**Exercise:**
Extract each line from the entries below that has the string "this" in it.
━━━━━━━━━━━━━━━━━━━━
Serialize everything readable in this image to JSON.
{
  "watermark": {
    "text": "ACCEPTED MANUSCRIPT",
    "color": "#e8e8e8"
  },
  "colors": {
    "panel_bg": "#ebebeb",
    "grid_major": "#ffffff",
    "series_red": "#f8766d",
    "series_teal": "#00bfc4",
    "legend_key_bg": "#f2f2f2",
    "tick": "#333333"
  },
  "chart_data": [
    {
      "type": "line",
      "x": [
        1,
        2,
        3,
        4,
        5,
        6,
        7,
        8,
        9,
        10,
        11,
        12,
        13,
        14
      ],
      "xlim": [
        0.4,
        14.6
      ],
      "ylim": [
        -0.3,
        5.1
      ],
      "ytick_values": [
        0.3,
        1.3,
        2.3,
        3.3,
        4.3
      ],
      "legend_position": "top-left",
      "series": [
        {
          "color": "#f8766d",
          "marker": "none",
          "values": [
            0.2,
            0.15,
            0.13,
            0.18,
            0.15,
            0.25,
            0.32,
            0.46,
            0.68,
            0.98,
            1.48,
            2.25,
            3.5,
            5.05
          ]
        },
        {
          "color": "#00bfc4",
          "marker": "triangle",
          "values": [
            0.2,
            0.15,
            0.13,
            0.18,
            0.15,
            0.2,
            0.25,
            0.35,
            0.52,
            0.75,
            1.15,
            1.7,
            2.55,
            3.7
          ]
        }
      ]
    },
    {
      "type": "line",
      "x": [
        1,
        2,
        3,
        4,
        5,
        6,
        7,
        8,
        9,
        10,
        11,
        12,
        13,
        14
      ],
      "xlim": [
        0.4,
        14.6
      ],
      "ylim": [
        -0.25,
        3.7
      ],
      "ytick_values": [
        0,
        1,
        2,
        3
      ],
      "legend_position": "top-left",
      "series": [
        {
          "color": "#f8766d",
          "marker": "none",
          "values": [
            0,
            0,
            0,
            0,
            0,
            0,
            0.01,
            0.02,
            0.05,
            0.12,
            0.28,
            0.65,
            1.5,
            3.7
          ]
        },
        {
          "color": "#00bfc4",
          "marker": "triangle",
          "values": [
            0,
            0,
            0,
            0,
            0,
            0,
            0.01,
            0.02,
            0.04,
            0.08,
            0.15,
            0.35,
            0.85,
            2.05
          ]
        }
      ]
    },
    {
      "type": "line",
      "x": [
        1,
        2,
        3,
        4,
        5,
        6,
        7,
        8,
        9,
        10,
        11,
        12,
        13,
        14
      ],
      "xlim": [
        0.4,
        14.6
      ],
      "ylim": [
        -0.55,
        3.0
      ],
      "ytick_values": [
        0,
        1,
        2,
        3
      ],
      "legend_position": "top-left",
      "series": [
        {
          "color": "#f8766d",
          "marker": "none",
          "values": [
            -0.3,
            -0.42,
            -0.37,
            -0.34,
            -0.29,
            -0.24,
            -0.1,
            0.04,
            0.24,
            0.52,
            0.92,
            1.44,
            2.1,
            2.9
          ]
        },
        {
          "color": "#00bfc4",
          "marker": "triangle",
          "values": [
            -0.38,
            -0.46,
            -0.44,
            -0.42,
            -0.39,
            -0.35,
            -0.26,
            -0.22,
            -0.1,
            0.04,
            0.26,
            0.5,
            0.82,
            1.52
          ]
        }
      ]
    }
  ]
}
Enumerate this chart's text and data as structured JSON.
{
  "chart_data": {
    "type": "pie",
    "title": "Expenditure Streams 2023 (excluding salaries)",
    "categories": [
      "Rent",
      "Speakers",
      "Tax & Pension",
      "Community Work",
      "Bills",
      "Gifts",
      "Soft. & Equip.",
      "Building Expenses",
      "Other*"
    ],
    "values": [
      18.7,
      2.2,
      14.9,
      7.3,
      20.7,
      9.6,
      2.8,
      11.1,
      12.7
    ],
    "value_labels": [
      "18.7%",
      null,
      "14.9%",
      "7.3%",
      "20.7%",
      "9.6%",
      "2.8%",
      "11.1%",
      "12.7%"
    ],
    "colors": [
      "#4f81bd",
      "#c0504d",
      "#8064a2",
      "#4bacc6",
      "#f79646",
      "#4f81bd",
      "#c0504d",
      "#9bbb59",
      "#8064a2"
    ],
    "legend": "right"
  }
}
━━━━━━━━━━━━━━━━━━━━
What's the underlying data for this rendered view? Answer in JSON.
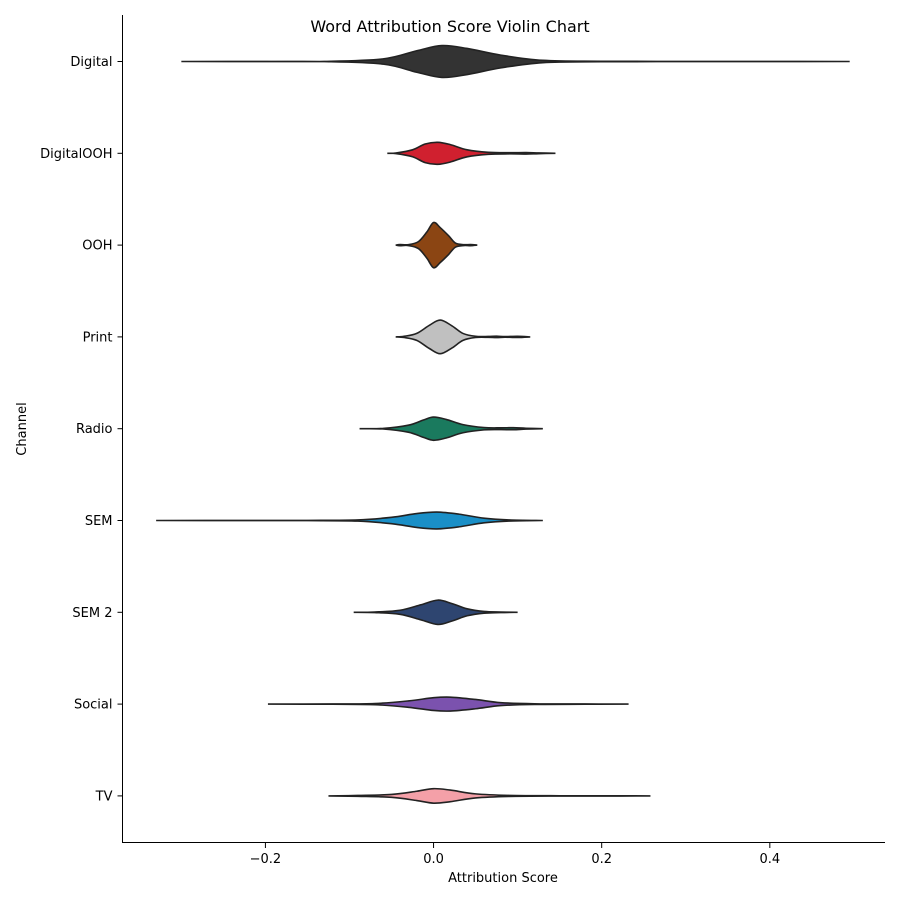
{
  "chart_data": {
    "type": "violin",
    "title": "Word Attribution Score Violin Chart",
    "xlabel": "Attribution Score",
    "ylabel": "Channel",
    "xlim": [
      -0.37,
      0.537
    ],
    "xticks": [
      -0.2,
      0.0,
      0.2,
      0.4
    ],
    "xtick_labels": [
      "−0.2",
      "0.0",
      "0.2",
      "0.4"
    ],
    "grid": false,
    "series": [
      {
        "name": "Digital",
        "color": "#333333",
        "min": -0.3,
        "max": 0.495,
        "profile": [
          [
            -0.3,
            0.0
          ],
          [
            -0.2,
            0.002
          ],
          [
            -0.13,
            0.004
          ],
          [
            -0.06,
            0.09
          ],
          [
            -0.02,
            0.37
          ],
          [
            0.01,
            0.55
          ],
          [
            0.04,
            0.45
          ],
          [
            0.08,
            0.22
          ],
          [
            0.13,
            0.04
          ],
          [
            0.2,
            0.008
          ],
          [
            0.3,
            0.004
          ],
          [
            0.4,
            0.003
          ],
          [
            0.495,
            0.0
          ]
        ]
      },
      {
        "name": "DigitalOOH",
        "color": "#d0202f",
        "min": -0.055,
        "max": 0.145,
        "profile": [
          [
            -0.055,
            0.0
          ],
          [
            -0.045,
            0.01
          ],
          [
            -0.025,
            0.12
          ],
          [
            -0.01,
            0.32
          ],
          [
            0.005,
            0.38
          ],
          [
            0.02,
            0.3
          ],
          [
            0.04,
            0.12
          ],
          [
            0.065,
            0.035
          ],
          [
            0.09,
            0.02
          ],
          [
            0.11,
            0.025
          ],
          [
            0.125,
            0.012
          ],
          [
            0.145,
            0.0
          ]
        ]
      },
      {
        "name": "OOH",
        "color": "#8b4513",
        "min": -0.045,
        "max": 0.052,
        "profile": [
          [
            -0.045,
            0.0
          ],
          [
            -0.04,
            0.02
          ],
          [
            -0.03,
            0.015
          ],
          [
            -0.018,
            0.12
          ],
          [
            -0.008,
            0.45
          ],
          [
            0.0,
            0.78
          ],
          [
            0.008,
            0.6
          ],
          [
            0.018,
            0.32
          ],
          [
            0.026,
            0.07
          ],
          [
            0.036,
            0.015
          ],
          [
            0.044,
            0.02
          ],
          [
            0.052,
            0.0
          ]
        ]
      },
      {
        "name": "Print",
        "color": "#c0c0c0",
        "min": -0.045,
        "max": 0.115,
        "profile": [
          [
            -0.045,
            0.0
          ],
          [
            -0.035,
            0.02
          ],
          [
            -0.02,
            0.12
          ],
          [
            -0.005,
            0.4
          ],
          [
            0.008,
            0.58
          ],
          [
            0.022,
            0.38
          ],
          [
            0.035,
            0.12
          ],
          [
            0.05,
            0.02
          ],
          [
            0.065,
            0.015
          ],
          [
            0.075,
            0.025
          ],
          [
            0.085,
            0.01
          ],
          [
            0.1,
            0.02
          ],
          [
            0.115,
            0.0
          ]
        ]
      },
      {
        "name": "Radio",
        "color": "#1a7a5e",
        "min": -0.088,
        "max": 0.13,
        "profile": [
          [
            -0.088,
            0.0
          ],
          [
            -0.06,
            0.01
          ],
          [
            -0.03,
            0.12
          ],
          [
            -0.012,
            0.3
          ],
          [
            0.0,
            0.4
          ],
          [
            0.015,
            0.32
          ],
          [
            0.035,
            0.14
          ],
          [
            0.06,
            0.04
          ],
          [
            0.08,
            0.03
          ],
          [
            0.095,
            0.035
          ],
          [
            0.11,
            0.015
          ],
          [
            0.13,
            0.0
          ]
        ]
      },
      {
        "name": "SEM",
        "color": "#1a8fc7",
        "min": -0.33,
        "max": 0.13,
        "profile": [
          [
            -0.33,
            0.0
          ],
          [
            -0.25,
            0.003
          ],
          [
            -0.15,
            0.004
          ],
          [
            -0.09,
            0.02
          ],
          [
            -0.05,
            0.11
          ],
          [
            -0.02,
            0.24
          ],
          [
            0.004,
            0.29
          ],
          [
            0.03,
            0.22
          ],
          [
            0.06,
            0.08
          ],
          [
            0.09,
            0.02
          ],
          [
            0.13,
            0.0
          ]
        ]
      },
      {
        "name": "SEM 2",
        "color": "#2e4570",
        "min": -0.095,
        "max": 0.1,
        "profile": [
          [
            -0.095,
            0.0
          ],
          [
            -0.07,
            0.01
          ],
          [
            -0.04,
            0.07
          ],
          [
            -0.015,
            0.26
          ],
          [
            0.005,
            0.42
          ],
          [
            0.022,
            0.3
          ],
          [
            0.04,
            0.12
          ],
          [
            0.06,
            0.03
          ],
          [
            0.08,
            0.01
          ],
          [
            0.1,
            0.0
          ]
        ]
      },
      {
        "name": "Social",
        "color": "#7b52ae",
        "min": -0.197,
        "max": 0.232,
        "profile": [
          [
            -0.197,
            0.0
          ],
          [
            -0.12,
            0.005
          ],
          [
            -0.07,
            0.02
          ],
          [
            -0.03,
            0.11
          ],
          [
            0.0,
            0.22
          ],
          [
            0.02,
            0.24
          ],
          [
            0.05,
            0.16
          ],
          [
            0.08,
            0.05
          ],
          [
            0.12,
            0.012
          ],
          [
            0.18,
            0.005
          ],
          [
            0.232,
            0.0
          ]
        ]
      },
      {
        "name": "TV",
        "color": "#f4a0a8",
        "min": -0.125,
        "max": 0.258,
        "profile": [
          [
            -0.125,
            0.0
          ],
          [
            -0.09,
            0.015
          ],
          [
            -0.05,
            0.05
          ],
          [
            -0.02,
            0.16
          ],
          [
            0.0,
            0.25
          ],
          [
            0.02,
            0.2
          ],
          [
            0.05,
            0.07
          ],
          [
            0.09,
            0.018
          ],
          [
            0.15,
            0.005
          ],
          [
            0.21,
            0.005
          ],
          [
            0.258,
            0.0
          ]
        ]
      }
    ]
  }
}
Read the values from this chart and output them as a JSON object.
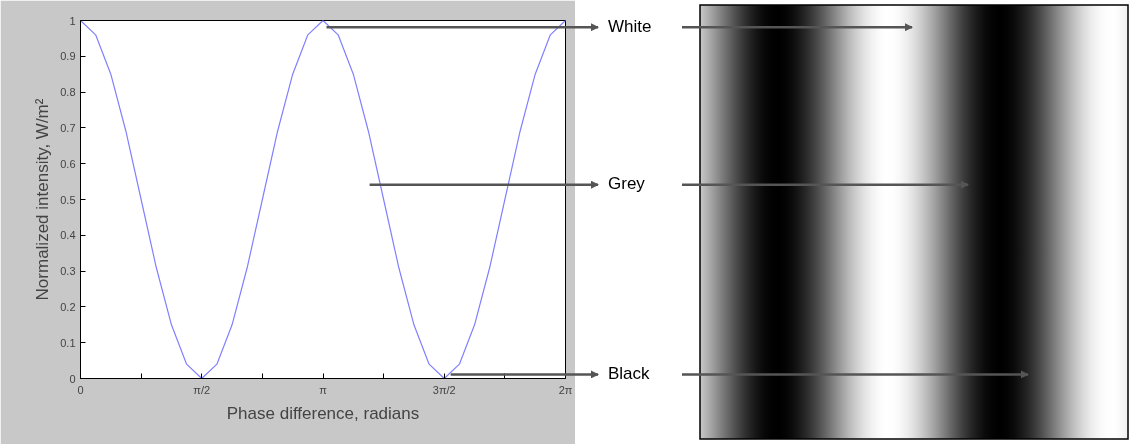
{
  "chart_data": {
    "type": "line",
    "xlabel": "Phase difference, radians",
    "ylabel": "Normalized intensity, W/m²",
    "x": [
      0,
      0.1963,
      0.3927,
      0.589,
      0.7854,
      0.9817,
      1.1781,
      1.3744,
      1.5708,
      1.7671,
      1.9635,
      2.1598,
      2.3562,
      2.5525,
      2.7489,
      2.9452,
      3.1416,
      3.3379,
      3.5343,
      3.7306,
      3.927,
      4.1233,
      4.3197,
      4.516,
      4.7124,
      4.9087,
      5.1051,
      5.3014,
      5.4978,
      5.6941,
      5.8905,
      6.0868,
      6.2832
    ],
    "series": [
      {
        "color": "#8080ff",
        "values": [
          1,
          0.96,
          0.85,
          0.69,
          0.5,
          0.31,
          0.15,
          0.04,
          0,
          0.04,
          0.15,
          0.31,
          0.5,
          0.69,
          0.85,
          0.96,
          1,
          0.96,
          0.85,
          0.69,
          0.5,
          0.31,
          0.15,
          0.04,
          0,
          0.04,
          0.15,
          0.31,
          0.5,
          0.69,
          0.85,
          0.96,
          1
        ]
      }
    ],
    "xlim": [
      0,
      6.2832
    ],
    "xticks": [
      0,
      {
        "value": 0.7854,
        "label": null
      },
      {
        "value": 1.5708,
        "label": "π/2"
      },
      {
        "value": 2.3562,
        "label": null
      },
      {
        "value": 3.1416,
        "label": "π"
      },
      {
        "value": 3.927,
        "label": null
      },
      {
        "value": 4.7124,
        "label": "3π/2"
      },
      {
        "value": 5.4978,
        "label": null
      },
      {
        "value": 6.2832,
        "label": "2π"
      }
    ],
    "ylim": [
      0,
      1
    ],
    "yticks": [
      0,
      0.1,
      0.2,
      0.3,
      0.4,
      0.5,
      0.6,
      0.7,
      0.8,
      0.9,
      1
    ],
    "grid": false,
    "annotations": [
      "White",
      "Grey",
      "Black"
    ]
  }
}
━━━━━━━━━━━━━━━━━━━━
**Output:**
Serialize everything readable in this image to JSON.
Enumerate this chart's text and data as structured JSON.
What's the underlying data for this rendered view? Answer in JSON.
Read the values from this chart and output them as a JSON object.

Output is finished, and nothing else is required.